STATED GOAL
Copy out the listing in full, exactly as written, but not its pictures.

MATERIAL SUPPLIED
───

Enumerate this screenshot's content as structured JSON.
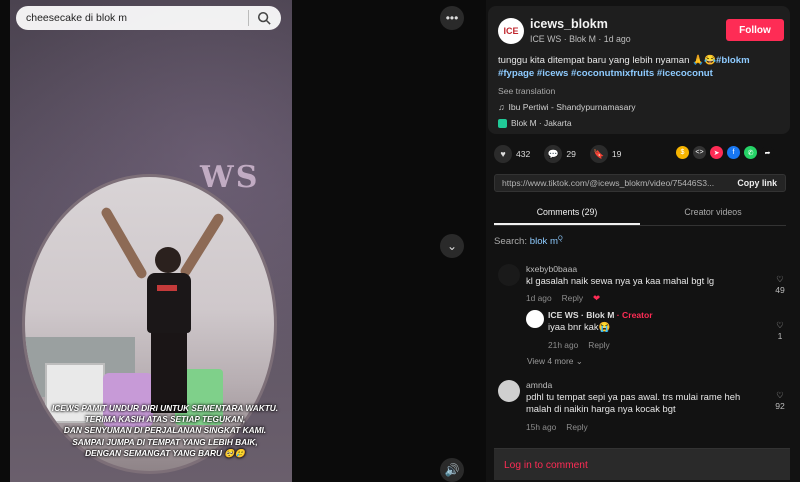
{
  "search": {
    "query": "cheesecake di blok m"
  },
  "video": {
    "sign_text": "WS",
    "overlay_caption": [
      "ICEWS PAMIT UNDUR DIRI UNTUK SEMENTARA WAKTU.",
      "TERIMA KASIH ATAS SETIAP TEGUKAN,",
      "DAN SENYUMAN DI PERJALANAN SINGKAT KAMI.",
      "SAMPAI JUMPA DI TEMPAT YANG LEBIH BAIK,",
      "DENGAN SEMANGAT YANG BARU 🥺🥲"
    ]
  },
  "post": {
    "username": "icews_blokm",
    "avatar_text": "ICE",
    "subline": "ICE WS · Blok M · 1d ago",
    "follow_label": "Follow",
    "description": "tunggu kita ditempat baru yang lebih nyaman 🙏😂",
    "hashtags_line1": "#blokm",
    "hashtags_line2": "#fypage #icews #coconutmixfruits #icecoconut",
    "see_translation": "See translation",
    "music": "Ibu Pertiwi - Shandypurnamasary",
    "location": "Blok M · Jakarta"
  },
  "actions": {
    "likes": "432",
    "comments": "29",
    "saves": "19"
  },
  "link": {
    "url": "https://www.tiktok.com/@icews_blokm/video/75446S3...",
    "copy_label": "Copy link"
  },
  "tabs": [
    {
      "label": "Comments (29)"
    },
    {
      "label": "Creator videos"
    }
  ],
  "comment_search": {
    "prefix": "Search:",
    "term": "blok m"
  },
  "comments": [
    {
      "name": "kxebyb0baaa",
      "text": "kl gasalah naik sewa nya ya kaa mahal bgt lg",
      "time": "1d ago",
      "reply": "Reply",
      "likes": "49"
    },
    {
      "name": "ICE WS · Blok M",
      "creator_tag": " · Creator",
      "text": "iyaa bnr kak😭",
      "time": "21h ago",
      "reply": "Reply",
      "likes": "1"
    },
    {
      "name": "amnda",
      "text": "pdhl tu tempat sepi ya pas awal. trs mulai rame heh malah di naikin harga nya kocak bgt",
      "time": "15h ago",
      "reply": "Reply",
      "likes": "92"
    }
  ],
  "view_more": "View 4 more",
  "login_label": "Log in to comment"
}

───

RESULT FOR THIS EXERCISE
Enumerate this screenshot's content as structured JSON.
{
  "search": {
    "query": "cheesecake di blok m"
  },
  "video": {
    "sign_text": "WS",
    "overlay_caption": [
      "ICEWS PAMIT UNDUR DIRI UNTUK SEMENTARA WAKTU.",
      "TERIMA KASIH ATAS SETIAP TEGUKAN,",
      "DAN SENYUMAN DI PERJALANAN SINGKAT KAMI.",
      "SAMPAI JUMPA DI TEMPAT YANG LEBIH BAIK,",
      "DENGAN SEMANGAT YANG BARU 🥺🥲"
    ]
  },
  "post": {
    "username": "icews_blokm",
    "avatar_text": "ICE",
    "subline": "ICE WS · Blok M · 1d ago",
    "follow_label": "Follow",
    "description": "tunggu kita ditempat baru yang lebih nyaman 🙏😂",
    "hashtags_line1": "#blokm",
    "hashtags_line2": "#fypage #icews #coconutmixfruits #icecoconut",
    "see_translation": "See translation",
    "music": "Ibu Pertiwi - Shandypurnamasary",
    "location": "Blok M · Jakarta"
  },
  "actions": {
    "likes": "432",
    "comments": "29",
    "saves": "19"
  },
  "link": {
    "url": "https://www.tiktok.com/@icews_blokm/video/75446S3...",
    "copy_label": "Copy link"
  },
  "tabs": [
    {
      "label": "Comments (29)"
    },
    {
      "label": "Creator videos"
    }
  ],
  "comment_search": {
    "prefix": "Search:",
    "term": "blok m"
  },
  "comments": [
    {
      "name": "kxebyb0baaa",
      "text": "kl gasalah naik sewa nya ya kaa mahal bgt lg",
      "time": "1d ago",
      "reply": "Reply",
      "likes": "49"
    },
    {
      "name": "ICE WS · Blok M",
      "creator_tag": " · Creator",
      "text": "iyaa bnr kak😭",
      "time": "21h ago",
      "reply": "Reply",
      "likes": "1"
    },
    {
      "name": "amnda",
      "text": "pdhl tu tempat sepi ya pas awal. trs mulai rame heh malah di naikin harga nya kocak bgt",
      "time": "15h ago",
      "reply": "Reply",
      "likes": "92"
    }
  ],
  "view_more": "View 4 more",
  "login_label": "Log in to comment"
}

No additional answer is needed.